Instruction ▸ Transcribe word for word each line from the one containing "Extract the structured" to the final line of the data, both included. Skip the pictures.

Task data ▸
*****

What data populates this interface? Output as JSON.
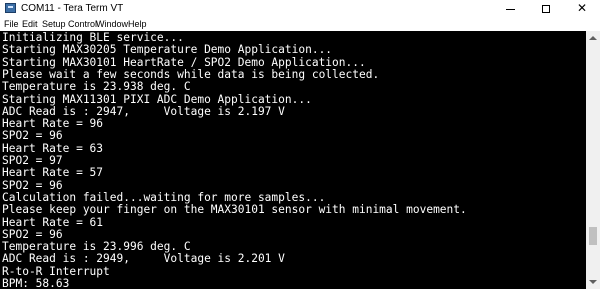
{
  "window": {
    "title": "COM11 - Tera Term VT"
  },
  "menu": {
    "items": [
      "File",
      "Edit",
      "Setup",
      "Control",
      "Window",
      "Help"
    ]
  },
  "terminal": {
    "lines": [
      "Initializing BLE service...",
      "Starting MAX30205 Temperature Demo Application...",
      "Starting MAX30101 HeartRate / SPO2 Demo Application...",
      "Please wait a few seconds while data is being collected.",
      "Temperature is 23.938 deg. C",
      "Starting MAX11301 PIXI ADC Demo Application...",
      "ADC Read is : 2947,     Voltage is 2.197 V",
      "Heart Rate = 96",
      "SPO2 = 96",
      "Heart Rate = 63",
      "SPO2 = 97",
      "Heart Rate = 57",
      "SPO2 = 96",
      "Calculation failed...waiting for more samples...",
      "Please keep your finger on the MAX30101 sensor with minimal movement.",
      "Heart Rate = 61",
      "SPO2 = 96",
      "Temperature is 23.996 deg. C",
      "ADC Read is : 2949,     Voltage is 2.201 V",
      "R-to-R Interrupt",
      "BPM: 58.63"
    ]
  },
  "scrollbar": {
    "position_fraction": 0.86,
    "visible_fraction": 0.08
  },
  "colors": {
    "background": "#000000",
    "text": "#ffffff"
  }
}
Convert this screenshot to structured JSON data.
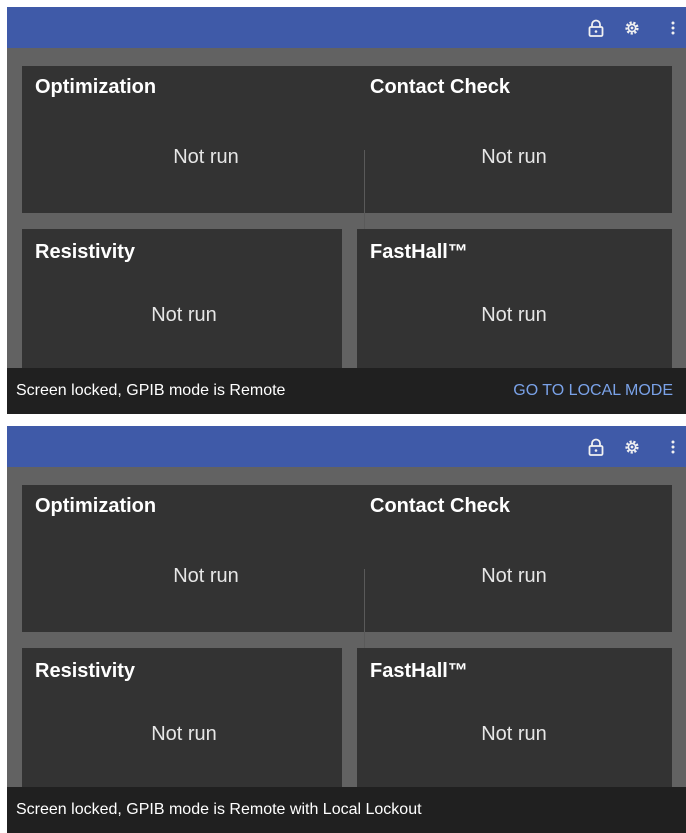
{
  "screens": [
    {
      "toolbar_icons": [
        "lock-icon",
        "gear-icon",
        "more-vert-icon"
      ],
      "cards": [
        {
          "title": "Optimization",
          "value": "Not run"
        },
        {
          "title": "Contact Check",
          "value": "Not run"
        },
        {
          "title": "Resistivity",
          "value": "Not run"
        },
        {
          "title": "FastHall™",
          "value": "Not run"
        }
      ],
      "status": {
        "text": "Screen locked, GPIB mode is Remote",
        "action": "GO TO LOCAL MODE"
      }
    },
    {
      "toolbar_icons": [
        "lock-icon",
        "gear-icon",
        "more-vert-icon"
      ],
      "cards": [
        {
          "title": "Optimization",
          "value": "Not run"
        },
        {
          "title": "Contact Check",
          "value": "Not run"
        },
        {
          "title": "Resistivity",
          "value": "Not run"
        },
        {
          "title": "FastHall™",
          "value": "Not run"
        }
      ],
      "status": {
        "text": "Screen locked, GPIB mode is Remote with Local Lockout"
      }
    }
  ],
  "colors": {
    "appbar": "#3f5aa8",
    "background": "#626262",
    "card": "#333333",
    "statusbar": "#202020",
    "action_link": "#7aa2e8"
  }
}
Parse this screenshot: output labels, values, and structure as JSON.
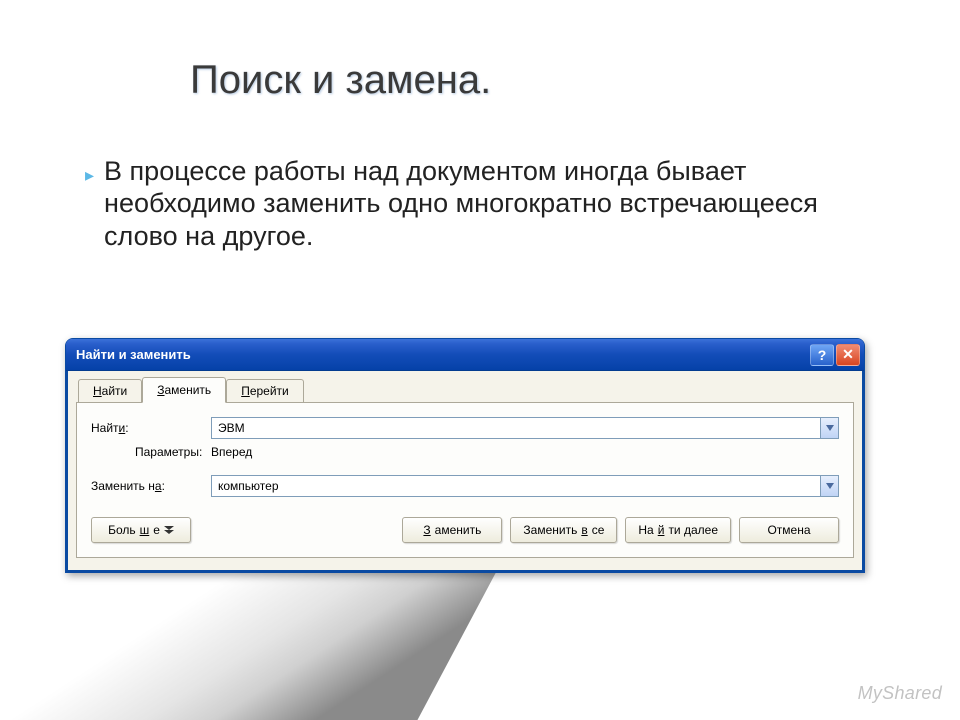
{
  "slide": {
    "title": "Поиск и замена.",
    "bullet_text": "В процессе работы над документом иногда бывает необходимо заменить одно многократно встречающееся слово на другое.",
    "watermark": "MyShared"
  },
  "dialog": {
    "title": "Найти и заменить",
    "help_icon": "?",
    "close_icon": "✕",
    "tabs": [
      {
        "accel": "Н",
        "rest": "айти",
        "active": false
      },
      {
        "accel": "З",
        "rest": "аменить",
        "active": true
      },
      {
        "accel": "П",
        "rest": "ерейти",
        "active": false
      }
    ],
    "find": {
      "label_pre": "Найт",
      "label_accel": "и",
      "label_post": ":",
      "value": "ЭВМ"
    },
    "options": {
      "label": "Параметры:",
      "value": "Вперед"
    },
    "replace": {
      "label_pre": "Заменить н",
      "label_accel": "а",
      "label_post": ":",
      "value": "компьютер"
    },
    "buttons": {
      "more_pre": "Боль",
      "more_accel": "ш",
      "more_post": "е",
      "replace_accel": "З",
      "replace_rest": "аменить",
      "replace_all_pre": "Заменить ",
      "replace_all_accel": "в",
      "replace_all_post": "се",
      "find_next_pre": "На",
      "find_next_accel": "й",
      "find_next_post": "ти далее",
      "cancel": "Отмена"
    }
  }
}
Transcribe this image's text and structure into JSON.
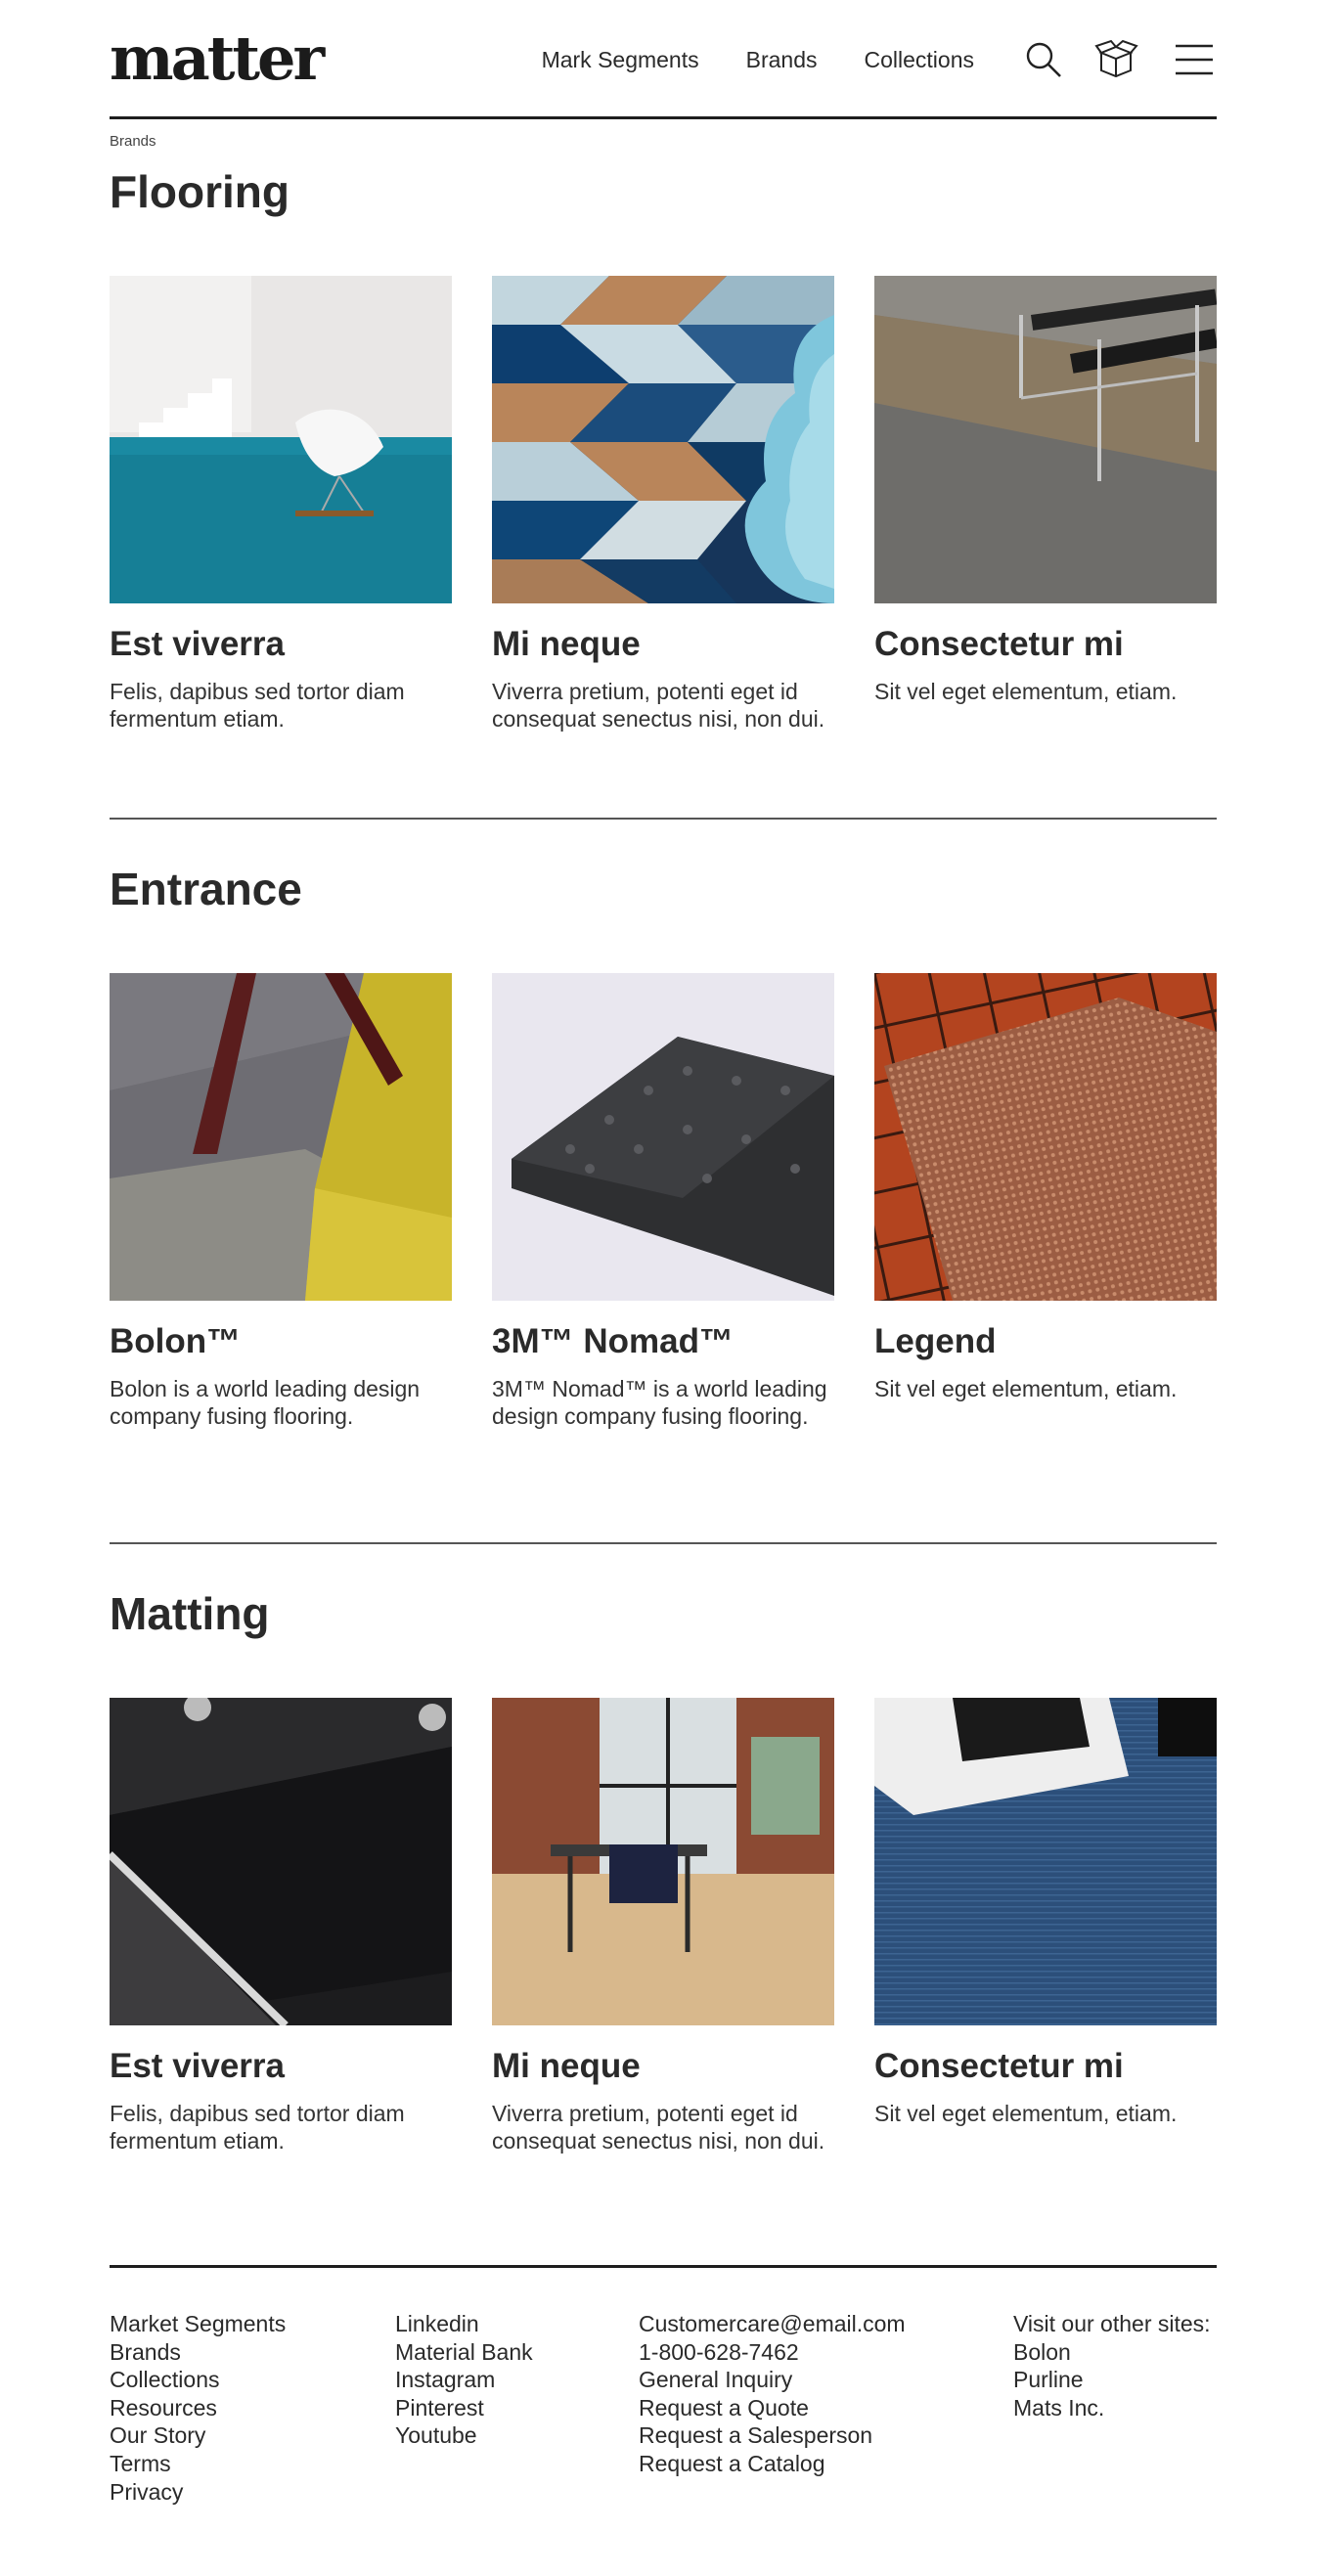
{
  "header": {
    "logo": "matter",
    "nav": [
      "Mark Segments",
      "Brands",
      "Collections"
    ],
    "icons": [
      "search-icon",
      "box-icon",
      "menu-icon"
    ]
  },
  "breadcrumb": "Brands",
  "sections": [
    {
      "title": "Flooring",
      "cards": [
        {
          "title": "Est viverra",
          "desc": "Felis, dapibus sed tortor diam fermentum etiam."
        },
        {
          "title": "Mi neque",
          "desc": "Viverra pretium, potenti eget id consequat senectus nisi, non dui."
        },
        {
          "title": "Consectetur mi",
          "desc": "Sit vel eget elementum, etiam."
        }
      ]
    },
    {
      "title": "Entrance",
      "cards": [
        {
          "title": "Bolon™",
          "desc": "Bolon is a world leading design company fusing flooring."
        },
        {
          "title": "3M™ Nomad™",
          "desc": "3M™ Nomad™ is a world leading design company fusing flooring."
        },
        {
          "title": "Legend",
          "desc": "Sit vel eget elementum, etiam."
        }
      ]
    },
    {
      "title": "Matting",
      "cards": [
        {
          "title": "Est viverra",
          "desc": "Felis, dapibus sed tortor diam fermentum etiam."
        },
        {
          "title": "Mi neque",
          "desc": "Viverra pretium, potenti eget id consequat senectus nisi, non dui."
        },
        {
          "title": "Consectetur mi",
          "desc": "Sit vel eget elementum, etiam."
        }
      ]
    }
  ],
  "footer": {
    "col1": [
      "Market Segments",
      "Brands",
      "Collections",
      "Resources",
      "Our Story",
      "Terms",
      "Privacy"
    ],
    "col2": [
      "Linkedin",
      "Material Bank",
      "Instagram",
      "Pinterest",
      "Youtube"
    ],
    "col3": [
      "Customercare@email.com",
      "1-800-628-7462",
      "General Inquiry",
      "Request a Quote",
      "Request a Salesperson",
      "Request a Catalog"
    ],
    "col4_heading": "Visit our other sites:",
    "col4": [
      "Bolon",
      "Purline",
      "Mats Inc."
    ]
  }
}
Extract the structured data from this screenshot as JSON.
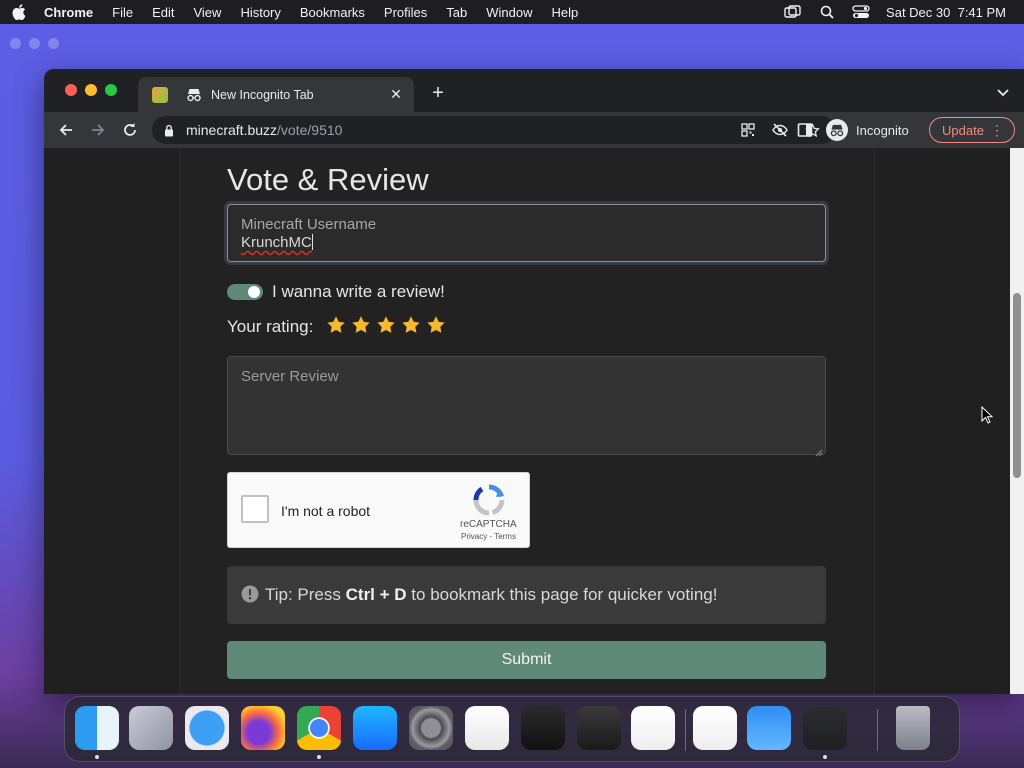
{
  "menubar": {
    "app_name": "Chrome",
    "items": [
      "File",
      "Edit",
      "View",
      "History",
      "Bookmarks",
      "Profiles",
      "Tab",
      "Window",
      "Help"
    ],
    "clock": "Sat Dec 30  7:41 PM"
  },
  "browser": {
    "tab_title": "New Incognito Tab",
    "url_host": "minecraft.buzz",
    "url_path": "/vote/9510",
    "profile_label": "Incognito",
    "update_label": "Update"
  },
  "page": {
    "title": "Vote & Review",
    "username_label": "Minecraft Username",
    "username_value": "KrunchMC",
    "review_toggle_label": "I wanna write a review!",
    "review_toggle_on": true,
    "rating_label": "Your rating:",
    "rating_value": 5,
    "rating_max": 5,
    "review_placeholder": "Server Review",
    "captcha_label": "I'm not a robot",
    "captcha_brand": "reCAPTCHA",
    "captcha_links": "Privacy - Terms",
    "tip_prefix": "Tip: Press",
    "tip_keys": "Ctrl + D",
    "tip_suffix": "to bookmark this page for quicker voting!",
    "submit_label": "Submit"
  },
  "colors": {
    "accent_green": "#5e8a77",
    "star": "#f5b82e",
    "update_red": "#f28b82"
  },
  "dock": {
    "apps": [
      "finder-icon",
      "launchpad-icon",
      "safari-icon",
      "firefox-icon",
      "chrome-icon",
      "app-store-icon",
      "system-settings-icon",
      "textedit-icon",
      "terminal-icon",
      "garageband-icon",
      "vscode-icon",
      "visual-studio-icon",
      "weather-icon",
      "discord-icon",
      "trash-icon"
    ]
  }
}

*****

Completed task ▸
Extract the structured data from this screenshot as JSON.
{
  "menubar": {
    "app_name": "Chrome",
    "items": [
      "File",
      "Edit",
      "View",
      "History",
      "Bookmarks",
      "Profiles",
      "Tab",
      "Window",
      "Help"
    ],
    "clock": "Sat Dec 30  7:41 PM"
  },
  "browser": {
    "tab_title": "New Incognito Tab",
    "url_host": "minecraft.buzz",
    "url_path": "/vote/9510",
    "profile_label": "Incognito",
    "update_label": "Update"
  },
  "page": {
    "title": "Vote & Review",
    "username_label": "Minecraft Username",
    "username_value": "KrunchMC",
    "review_toggle_label": "I wanna write a review!",
    "review_toggle_on": true,
    "rating_label": "Your rating:",
    "rating_value": 5,
    "rating_max": 5,
    "review_placeholder": "Server Review",
    "captcha_label": "I'm not a robot",
    "captcha_brand": "reCAPTCHA",
    "captcha_links": "Privacy - Terms",
    "tip_prefix": "Tip: Press",
    "tip_keys": "Ctrl + D",
    "tip_suffix": "to bookmark this page for quicker voting!",
    "submit_label": "Submit"
  },
  "colors": {
    "accent_green": "#5e8a77",
    "star": "#f5b82e",
    "update_red": "#f28b82"
  },
  "dock": {
    "apps": [
      "finder-icon",
      "launchpad-icon",
      "safari-icon",
      "firefox-icon",
      "chrome-icon",
      "app-store-icon",
      "system-settings-icon",
      "textedit-icon",
      "terminal-icon",
      "garageband-icon",
      "vscode-icon",
      "visual-studio-icon",
      "weather-icon",
      "discord-icon",
      "trash-icon"
    ]
  }
}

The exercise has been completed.